# [Material supplied]
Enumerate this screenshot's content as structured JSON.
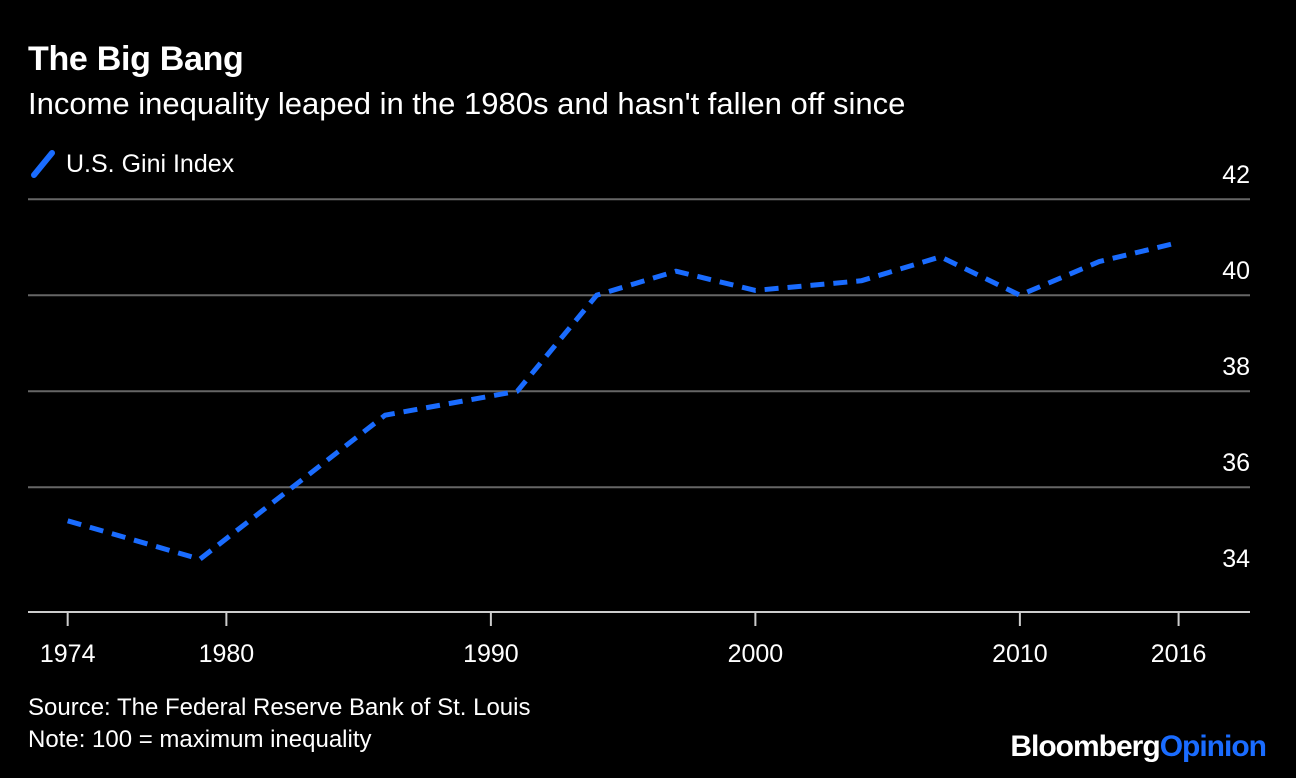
{
  "header": {
    "title": "The Big Bang",
    "subtitle": "Income inequality leaped in the 1980s and hasn't fallen off since"
  },
  "footer": {
    "source": "Source: The Federal Reserve Bank of St. Louis",
    "note": "Note: 100 = maximum inequality"
  },
  "brand": {
    "name": "Bloomberg",
    "section": "Opinion"
  },
  "colors": {
    "background": "#000000",
    "series": "#1a6cff",
    "grid": "#666666",
    "text": "#ffffff"
  },
  "chart_data": {
    "type": "line",
    "title": "The Big Bang",
    "subtitle": "Income inequality leaped in the 1980s and hasn't fallen off since",
    "legend": {
      "position": "top-left",
      "entries": [
        "U.S. Gini Index"
      ]
    },
    "x_ticks": [
      1974,
      1980,
      1990,
      2000,
      2010,
      2016
    ],
    "y_ticks": [
      34,
      36,
      38,
      40,
      42
    ],
    "xlim": [
      1972.5,
      2018.7
    ],
    "ylim": [
      33.4,
      42.4
    ],
    "y_axis_side": "right",
    "grid": true,
    "series": [
      {
        "name": "U.S. Gini Index",
        "style": "dashed",
        "x": [
          1974,
          1979,
          1986,
          1991,
          1994,
          1997,
          2000,
          2004,
          2007,
          2010,
          2013,
          2016
        ],
        "y": [
          35.3,
          34.5,
          37.5,
          38.0,
          40.0,
          40.5,
          40.1,
          40.3,
          40.8,
          40.0,
          40.7,
          41.1
        ]
      }
    ]
  }
}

# [Your task]
Set every line down exactly as written, leaving each picture out.

# [Worked solution]
Enumerate this screenshot's content as structured JSON.
{
  "header": {
    "title": "The Big Bang",
    "subtitle": "Income inequality leaped in the 1980s and hasn't fallen off since"
  },
  "footer": {
    "source": "Source: The Federal Reserve Bank of St. Louis",
    "note": "Note: 100 = maximum inequality"
  },
  "brand": {
    "name": "Bloomberg",
    "section": "Opinion"
  },
  "colors": {
    "background": "#000000",
    "series": "#1a6cff",
    "grid": "#666666",
    "text": "#ffffff"
  },
  "chart_data": {
    "type": "line",
    "title": "The Big Bang",
    "subtitle": "Income inequality leaped in the 1980s and hasn't fallen off since",
    "legend": {
      "position": "top-left",
      "entries": [
        "U.S. Gini Index"
      ]
    },
    "x_ticks": [
      1974,
      1980,
      1990,
      2000,
      2010,
      2016
    ],
    "y_ticks": [
      34,
      36,
      38,
      40,
      42
    ],
    "xlim": [
      1972.5,
      2018.7
    ],
    "ylim": [
      33.4,
      42.4
    ],
    "y_axis_side": "right",
    "grid": true,
    "series": [
      {
        "name": "U.S. Gini Index",
        "style": "dashed",
        "x": [
          1974,
          1979,
          1986,
          1991,
          1994,
          1997,
          2000,
          2004,
          2007,
          2010,
          2013,
          2016
        ],
        "y": [
          35.3,
          34.5,
          37.5,
          38.0,
          40.0,
          40.5,
          40.1,
          40.3,
          40.8,
          40.0,
          40.7,
          41.1
        ]
      }
    ]
  }
}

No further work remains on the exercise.